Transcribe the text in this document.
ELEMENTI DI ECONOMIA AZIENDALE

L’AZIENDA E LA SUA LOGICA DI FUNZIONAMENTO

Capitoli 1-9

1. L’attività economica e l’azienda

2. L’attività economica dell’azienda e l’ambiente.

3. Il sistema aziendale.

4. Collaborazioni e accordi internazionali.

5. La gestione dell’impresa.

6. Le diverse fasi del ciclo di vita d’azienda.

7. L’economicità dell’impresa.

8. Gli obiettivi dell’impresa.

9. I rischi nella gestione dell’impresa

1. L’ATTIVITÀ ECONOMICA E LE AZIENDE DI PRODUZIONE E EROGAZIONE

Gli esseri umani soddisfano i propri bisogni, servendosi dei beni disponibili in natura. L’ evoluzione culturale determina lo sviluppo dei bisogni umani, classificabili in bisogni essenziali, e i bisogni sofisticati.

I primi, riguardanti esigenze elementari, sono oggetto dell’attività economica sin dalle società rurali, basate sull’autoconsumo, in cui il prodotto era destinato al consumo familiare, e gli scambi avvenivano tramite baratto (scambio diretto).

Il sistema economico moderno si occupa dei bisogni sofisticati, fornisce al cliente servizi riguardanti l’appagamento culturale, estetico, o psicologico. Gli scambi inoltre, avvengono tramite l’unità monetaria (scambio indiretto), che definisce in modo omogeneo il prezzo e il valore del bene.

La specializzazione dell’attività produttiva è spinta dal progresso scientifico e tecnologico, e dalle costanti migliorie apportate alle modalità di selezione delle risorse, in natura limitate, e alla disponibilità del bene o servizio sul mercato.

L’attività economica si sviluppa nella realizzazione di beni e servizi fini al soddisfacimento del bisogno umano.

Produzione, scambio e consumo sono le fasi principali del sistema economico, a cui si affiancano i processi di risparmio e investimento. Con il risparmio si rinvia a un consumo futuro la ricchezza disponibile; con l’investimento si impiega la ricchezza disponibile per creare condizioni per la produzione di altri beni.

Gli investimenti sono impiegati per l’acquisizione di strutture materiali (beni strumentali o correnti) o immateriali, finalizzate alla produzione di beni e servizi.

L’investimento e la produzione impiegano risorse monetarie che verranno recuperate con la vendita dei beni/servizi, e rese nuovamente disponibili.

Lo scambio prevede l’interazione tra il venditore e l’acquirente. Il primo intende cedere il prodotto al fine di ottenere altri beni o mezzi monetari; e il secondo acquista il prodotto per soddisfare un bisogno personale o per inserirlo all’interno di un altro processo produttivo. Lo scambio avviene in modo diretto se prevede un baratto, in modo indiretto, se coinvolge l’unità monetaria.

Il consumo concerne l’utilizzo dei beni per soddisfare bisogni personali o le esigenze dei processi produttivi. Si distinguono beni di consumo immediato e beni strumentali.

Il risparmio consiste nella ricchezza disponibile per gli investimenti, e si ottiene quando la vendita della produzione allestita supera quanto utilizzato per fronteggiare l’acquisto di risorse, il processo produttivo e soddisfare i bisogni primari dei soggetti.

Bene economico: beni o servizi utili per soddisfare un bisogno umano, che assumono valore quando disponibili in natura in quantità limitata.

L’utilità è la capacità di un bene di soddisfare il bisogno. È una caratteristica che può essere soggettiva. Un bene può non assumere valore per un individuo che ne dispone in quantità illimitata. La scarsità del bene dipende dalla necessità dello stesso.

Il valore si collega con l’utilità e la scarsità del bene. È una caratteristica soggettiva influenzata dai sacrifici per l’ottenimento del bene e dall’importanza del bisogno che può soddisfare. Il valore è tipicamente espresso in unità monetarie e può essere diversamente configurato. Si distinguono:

**********

What the task asks:
Exactly as written above, please repeat the entries.

Solution to the exercise:
Transcribe the text in this document.
ELEMENTI DI ECONOMIA AZIENDALE

L’AZIENDA E LA SUA LOGICA DI FUNZIONAMENTO

Capitoli 1-9

1. L’attività economica e l’azienda

2. L’attività economica dell’azienda e l’ambiente.

3. Il sistema aziendale.

4. Collaborazioni e accordi internazionali.

5. La gestione dell’impresa.

6. Le diverse fasi del ciclo di vita d’azienda.

7. L’economicità dell’impresa.

8. Gli obiettivi dell’impresa.

9. I rischi nella gestione dell’impresa

1. L’ATTIVITÀ ECONOMICA E LE AZIENDE DI PRODUZIONE E EROGAZIONE

Gli esseri umani soddisfano i propri bisogni, servendosi dei beni disponibili in natura. L’ evoluzione culturale determina lo sviluppo dei bisogni umani, classificabili in bisogni essenziali, e i bisogni sofisticati.

I primi, riguardanti esigenze elementari, sono oggetto dell’attività economica sin dalle società rurali, basate sull’autoconsumo, in cui il prodotto era destinato al consumo familiare, e gli scambi avvenivano tramite baratto (scambio diretto).

Il sistema economico moderno si occupa dei bisogni sofisticati, fornisce al cliente servizi riguardanti l’appagamento culturale, estetico, o psicologico. Gli scambi inoltre, avvengono tramite l’unità monetaria (scambio indiretto), che definisce in modo omogeneo il prezzo e il valore del bene.

La specializzazione dell’attività produttiva è spinta dal progresso scientifico e tecnologico, e dalle costanti migliorie apportate alle modalità di selezione delle risorse, in natura limitate, e alla disponibilità del bene o servizio sul mercato.

L’attività economica si sviluppa nella realizzazione di beni e servizi fini al soddisfacimento del bisogno umano.

Produzione, scambio e consumo sono le fasi principali del sistema economico, a cui si affiancano i processi di risparmio e investimento. Con il risparmio si rinvia a un consumo futuro la ricchezza disponibile; con l’investimento si impiega la ricchezza disponibile per creare condizioni per la produzione di altri beni.

Gli investimenti sono impiegati per l’acquisizione di strutture materiali (beni strumentali o correnti) o immateriali, finalizzate alla produzione di beni e servizi.

L’investimento e la produzione impiegano risorse monetarie che verranno recuperate con la vendita dei beni/servizi, e rese nuovamente disponibili.

Lo scambio prevede l’interazione tra il venditore e l’acquirente. Il primo intende cedere il prodotto al fine di ottenere altri beni o mezzi monetari; e il secondo acquista il prodotto per soddisfare un bisogno personale o per inserirlo all’interno di un altro processo produttivo. Lo scambio avviene in modo diretto se prevede un baratto, in modo indiretto, se coinvolge l’unità monetaria.

Il consumo concerne l’utilizzo dei beni per soddisfare bisogni personali o le esigenze dei processi produttivi. Si distinguono beni di consumo immediato e beni strumentali.

Il risparmio consiste nella ricchezza disponibile per gli investimenti, e si ottiene quando la vendita della produzione allestita supera quanto utilizzato per fronteggiare l’acquisto di risorse, il processo produttivo e soddisfare i bisogni primari dei soggetti.

Bene economico: beni o servizi utili per soddisfare un bisogno umano, che assumono valore quando disponibili in natura in quantità limitata.

L’utilità è la capacità di un bene di soddisfare il bisogno. È una caratteristica che può essere soggettiva. Un bene può non assumere valore per un individuo che ne dispone in quantità illimitata. La scarsità del bene dipende dalla necessità dello stesso.

Il valore si collega con l’utilità e la scarsità del bene. È una caratteristica soggettiva influenzata dai sacrifici per l’ottenimento del bene e dall’importanza del bisogno che può soddisfare. Il valore è tipicamente espresso in unità monetarie e può essere diversamente configurato. Si distinguono:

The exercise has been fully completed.